» The request
Find every line in the records below that holds the word "AREA", and copy it out.

» Entries shown
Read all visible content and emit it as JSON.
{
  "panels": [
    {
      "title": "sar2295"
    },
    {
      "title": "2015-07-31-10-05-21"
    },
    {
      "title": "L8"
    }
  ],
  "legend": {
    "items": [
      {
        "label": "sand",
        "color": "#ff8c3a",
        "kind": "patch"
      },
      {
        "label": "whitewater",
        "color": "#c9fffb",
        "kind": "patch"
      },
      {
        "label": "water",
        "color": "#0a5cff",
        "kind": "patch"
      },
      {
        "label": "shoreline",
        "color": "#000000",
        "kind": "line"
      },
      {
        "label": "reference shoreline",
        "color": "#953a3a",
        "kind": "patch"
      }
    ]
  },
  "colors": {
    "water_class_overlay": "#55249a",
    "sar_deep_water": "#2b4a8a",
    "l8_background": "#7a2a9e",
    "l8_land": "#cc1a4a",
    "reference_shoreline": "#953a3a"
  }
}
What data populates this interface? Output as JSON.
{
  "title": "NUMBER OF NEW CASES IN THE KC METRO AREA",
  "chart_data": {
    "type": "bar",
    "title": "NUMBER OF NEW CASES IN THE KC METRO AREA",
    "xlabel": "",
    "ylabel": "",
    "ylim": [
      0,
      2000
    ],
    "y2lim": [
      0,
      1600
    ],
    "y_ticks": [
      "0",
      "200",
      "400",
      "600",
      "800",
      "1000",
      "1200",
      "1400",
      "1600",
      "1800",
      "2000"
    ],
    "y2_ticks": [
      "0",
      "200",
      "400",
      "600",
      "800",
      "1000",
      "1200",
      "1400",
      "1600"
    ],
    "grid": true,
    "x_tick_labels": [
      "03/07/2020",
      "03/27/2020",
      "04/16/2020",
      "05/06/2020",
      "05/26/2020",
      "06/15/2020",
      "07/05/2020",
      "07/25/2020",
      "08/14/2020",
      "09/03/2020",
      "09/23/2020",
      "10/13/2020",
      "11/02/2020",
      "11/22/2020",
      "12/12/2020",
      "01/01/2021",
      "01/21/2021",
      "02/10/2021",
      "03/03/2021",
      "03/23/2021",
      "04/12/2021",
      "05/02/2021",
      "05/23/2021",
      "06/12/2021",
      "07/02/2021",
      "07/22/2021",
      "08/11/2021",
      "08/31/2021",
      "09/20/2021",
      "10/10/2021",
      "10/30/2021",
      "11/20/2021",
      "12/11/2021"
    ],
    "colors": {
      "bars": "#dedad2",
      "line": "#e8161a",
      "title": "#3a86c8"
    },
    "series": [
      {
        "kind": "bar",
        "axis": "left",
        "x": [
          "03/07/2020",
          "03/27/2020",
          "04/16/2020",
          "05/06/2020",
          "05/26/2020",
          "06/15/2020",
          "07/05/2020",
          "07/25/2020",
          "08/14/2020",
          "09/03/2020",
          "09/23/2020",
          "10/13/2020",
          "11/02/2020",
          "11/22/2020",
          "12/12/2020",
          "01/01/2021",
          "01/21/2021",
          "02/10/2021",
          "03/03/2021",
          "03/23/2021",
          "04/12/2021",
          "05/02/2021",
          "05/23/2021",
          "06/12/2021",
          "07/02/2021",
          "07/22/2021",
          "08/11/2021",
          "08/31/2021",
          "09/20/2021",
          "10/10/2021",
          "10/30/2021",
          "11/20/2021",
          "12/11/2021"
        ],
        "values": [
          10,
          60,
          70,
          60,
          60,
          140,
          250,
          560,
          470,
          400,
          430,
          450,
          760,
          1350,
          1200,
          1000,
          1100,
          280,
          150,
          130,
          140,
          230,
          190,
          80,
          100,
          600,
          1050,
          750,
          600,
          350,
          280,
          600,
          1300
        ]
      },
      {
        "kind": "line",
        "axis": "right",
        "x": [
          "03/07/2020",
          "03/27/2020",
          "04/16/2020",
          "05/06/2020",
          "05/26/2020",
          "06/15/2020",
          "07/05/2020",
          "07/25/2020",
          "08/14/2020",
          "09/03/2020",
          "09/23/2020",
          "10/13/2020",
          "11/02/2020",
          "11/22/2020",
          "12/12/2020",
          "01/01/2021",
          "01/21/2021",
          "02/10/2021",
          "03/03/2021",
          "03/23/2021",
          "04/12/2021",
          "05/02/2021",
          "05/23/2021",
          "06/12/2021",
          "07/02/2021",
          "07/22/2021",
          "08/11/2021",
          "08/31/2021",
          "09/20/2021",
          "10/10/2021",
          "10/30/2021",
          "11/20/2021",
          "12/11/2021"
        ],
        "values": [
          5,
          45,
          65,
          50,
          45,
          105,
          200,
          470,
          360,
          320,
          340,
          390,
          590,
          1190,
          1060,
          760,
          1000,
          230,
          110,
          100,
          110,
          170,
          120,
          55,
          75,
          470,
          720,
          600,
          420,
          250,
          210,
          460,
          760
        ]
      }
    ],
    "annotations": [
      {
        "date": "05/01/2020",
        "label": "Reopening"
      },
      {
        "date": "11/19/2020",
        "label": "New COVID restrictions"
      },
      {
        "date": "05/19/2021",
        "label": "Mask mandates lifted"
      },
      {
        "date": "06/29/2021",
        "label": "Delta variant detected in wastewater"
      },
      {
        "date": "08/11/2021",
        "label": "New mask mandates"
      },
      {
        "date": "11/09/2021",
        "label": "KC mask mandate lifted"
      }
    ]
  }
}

» Complete response
  "title": "NUMBER OF NEW CASES IN THE KC METRO AREA",
    "title": "NUMBER OF NEW CASES IN THE KC METRO AREA",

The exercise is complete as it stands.